Dataset entries for page text:

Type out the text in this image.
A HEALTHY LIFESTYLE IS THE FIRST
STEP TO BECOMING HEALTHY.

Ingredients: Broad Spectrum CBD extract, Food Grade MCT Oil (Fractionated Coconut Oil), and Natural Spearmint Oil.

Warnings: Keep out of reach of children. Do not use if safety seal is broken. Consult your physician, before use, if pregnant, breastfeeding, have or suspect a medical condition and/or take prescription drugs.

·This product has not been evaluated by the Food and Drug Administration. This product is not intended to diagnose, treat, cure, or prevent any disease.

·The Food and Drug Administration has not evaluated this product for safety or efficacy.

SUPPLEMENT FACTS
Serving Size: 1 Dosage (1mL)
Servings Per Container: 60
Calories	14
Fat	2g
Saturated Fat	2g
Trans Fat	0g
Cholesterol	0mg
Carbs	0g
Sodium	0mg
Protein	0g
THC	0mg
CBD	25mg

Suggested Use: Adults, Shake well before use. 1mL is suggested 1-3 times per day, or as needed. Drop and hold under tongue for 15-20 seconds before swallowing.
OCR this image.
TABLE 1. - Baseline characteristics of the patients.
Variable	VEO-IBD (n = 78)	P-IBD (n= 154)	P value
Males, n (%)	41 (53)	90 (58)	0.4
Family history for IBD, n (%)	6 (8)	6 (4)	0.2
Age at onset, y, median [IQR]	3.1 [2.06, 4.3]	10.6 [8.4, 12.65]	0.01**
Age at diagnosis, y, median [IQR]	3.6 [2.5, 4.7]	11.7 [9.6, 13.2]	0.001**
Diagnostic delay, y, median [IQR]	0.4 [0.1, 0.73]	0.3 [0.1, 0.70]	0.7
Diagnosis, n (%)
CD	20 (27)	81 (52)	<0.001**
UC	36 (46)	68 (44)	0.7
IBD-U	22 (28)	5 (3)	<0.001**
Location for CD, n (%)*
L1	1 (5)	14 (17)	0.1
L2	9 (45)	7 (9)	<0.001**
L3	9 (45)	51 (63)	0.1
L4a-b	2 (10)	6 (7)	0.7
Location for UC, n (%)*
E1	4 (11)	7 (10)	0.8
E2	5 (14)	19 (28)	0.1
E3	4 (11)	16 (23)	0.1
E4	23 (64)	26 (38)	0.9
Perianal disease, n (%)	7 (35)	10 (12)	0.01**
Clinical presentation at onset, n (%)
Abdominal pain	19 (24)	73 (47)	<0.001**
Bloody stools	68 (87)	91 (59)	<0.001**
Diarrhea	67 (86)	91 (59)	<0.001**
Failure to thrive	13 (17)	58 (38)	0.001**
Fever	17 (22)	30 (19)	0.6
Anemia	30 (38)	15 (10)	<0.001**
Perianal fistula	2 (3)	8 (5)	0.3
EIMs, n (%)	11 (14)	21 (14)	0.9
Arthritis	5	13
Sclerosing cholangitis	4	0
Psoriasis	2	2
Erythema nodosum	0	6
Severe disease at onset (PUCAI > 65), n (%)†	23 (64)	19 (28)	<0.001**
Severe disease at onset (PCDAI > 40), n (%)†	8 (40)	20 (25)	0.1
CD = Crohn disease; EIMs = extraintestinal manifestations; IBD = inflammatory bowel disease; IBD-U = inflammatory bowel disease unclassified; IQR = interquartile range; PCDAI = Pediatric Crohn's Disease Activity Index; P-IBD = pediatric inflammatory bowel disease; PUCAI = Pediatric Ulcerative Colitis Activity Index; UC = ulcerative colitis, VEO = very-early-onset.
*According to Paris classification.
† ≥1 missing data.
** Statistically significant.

What the exercise asks: Each line of the data should be transcribed exactly.

Response to the exercise:
Type out the text in this image.
A HEALTHY LIFESTYLE IS THE FIRST
STEP TO BECOMING HEALTHY.

Ingredients: Broad Spectrum CBD extract, Food Grade MCT Oil (Fractionated Coconut Oil), and Natural Spearmint Oil.

Warnings: Keep out of reach of children. Do not use if safety seal is broken. Consult your physician, before use, if pregnant, breastfeeding, have or suspect a medical condition and/or take prescription drugs.

·This product has not been evaluated by the Food and Drug Administration. This product is not intended to diagnose, treat, cure, or prevent any disease.

·The Food and Drug Administration has not evaluated this product for safety or efficacy.

SUPPLEMENT FACTS
Serving Size: 1 Dosage (1mL)
Servings Per Container: 60
Calories	14
Fat	2g
Saturated Fat	2g
Trans Fat	0g
Cholesterol	0mg
Carbs	0g
Sodium	0mg
Protein	0g
THC	0mg
CBD	25mg

Suggested Use: Adults, Shake well before use. 1mL is suggested 1-3 times per day, or as needed. Drop and hold under tongue for 15-20 seconds before swallowing.
OCR this image.
TABLE 1. - Baseline characteristics of the patients.
Variable	VEO-IBD (n = 78)	P-IBD (n= 154)	P value
Males, n (%)	41 (53)	90 (58)	0.4
Family history for IBD, n (%)	6 (8)	6 (4)	0.2
Age at onset, y, median [IQR]	3.1 [2.06, 4.3]	10.6 [8.4, 12.65]	0.01**
Age at diagnosis, y, median [IQR]	3.6 [2.5, 4.7]	11.7 [9.6, 13.2]	0.001**
Diagnostic delay, y, median [IQR]	0.4 [0.1, 0.73]	0.3 [0.1, 0.70]	0.7
Diagnosis, n (%)
CD	20 (27)	81 (52)	<0.001**
UC	36 (46)	68 (44)	0.7
IBD-U	22 (28)	5 (3)	<0.001**
Location for CD, n (%)*
L1	1 (5)	14 (17)	0.1
L2	9 (45)	7 (9)	<0.001**
L3	9 (45)	51 (63)	0.1
L4a-b	2 (10)	6 (7)	0.7
Location for UC, n (%)*
E1	4 (11)	7 (10)	0.8
E2	5 (14)	19 (28)	0.1
E3	4 (11)	16 (23)	0.1
E4	23 (64)	26 (38)	0.9
Perianal disease, n (%)	7 (35)	10 (12)	0.01**
Clinical presentation at onset, n (%)
Abdominal pain	19 (24)	73 (47)	<0.001**
Bloody stools	68 (87)	91 (59)	<0.001**
Diarrhea	67 (86)	91 (59)	<0.001**
Failure to thrive	13 (17)	58 (38)	0.001**
Fever	17 (22)	30 (19)	0.6
Anemia	30 (38)	15 (10)	<0.001**
Perianal fistula	2 (3)	8 (5)	0.3
EIMs, n (%)	11 (14)	21 (14)	0.9
Arthritis	5	13
Sclerosing cholangitis	4	0
Psoriasis	2	2
Erythema nodosum	0	6
Severe disease at onset (PUCAI > 65), n (%)†	23 (64)	19 (28)	<0.001**
Severe disease at onset (PCDAI > 40), n (%)†	8 (40)	20 (25)	0.1
CD = Crohn disease; EIMs = extraintestinal manifestations; IBD = inflammatory bowel disease; IBD-U = inflammatory bowel disease unclassified; IQR = interquartile range; PCDAI = Pediatric Crohn's Disease Activity Index; P-IBD = pediatric inflammatory bowel disease; PUCAI = Pediatric Ulcerative Colitis Activity Index; UC = ulcerative colitis, VEO = very-early-onset.
*According to Paris classification.
† ≥1 missing data.
** Statistically significant.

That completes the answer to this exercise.